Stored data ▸

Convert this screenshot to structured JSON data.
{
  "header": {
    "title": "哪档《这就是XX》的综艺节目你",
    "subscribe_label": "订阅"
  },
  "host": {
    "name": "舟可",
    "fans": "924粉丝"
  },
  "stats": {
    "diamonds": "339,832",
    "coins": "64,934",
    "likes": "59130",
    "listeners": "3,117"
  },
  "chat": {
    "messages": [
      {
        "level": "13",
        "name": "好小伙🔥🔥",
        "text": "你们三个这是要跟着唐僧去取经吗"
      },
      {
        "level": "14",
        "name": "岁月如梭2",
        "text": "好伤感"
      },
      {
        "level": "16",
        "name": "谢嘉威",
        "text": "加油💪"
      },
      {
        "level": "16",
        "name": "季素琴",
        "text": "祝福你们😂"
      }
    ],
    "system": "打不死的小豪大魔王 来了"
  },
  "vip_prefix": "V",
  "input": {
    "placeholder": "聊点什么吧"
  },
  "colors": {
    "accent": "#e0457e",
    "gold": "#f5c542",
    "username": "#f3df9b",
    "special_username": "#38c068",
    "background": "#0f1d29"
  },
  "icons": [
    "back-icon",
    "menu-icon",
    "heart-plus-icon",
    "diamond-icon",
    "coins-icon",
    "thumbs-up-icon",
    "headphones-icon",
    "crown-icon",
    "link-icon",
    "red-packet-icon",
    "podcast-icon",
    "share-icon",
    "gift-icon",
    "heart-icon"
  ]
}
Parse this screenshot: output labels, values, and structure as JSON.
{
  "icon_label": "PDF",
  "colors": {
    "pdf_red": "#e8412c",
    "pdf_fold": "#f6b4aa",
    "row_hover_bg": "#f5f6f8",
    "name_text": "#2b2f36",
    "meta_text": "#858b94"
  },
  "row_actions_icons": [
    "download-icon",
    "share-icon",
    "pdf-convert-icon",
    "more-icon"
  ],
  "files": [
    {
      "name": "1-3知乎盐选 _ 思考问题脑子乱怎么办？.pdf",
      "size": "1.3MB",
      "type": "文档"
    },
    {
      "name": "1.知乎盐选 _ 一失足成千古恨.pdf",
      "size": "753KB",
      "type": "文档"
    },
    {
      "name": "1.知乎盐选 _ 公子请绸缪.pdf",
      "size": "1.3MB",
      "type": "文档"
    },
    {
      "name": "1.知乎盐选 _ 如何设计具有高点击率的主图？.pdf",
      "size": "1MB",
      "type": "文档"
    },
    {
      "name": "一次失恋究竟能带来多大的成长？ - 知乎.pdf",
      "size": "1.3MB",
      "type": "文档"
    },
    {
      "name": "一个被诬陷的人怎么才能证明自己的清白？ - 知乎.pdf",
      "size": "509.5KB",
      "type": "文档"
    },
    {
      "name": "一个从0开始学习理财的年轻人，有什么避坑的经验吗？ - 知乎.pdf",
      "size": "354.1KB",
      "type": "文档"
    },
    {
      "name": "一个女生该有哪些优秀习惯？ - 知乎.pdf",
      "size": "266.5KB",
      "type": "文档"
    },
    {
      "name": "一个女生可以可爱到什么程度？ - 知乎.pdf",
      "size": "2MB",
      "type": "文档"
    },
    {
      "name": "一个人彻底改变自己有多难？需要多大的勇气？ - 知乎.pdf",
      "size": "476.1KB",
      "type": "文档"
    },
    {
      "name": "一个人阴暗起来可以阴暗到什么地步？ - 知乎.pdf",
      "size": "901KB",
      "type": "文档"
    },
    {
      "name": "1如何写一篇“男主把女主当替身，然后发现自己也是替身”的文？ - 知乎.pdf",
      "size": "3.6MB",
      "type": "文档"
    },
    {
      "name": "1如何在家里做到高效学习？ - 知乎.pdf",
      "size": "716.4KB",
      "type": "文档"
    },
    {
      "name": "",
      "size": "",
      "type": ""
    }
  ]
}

Description of the task ▸
Produce an exact repeat of the lines from the one containing "Parse this screenshot: output" through the last line of the data, and nothing more.

Solved exercise ▸
Parse this screenshot: output labels, values, and structure as JSON.
{
  "icon_label": "PDF",
  "colors": {
    "pdf_red": "#e8412c",
    "pdf_fold": "#f6b4aa",
    "row_hover_bg": "#f5f6f8",
    "name_text": "#2b2f36",
    "meta_text": "#858b94"
  },
  "row_actions_icons": [
    "download-icon",
    "share-icon",
    "pdf-convert-icon",
    "more-icon"
  ],
  "files": [
    {
      "name": "1-3知乎盐选 _ 思考问题脑子乱怎么办？.pdf",
      "size": "1.3MB",
      "type": "文档"
    },
    {
      "name": "1.知乎盐选 _ 一失足成千古恨.pdf",
      "size": "753KB",
      "type": "文档"
    },
    {
      "name": "1.知乎盐选 _ 公子请绸缪.pdf",
      "size": "1.3MB",
      "type": "文档"
    },
    {
      "name": "1.知乎盐选 _ 如何设计具有高点击率的主图？.pdf",
      "size": "1MB",
      "type": "文档"
    },
    {
      "name": "一次失恋究竟能带来多大的成长？ - 知乎.pdf",
      "size": "1.3MB",
      "type": "文档"
    },
    {
      "name": "一个被诬陷的人怎么才能证明自己的清白？ - 知乎.pdf",
      "size": "509.5KB",
      "type": "文档"
    },
    {
      "name": "一个从0开始学习理财的年轻人，有什么避坑的经验吗？ - 知乎.pdf",
      "size": "354.1KB",
      "type": "文档"
    },
    {
      "name": "一个女生该有哪些优秀习惯？ - 知乎.pdf",
      "size": "266.5KB",
      "type": "文档"
    },
    {
      "name": "一个女生可以可爱到什么程度？ - 知乎.pdf",
      "size": "2MB",
      "type": "文档"
    },
    {
      "name": "一个人彻底改变自己有多难？需要多大的勇气？ - 知乎.pdf",
      "size": "476.1KB",
      "type": "文档"
    },
    {
      "name": "一个人阴暗起来可以阴暗到什么地步？ - 知乎.pdf",
      "size": "901KB",
      "type": "文档"
    },
    {
      "name": "1如何写一篇“男主把女主当替身，然后发现自己也是替身”的文？ - 知乎.pdf",
      "size": "3.6MB",
      "type": "文档"
    },
    {
      "name": "1如何在家里做到高效学习？ - 知乎.pdf",
      "size": "716.4KB",
      "type": "文档"
    },
    {
      "name": "",
      "size": "",
      "type": ""
    }
  ]
}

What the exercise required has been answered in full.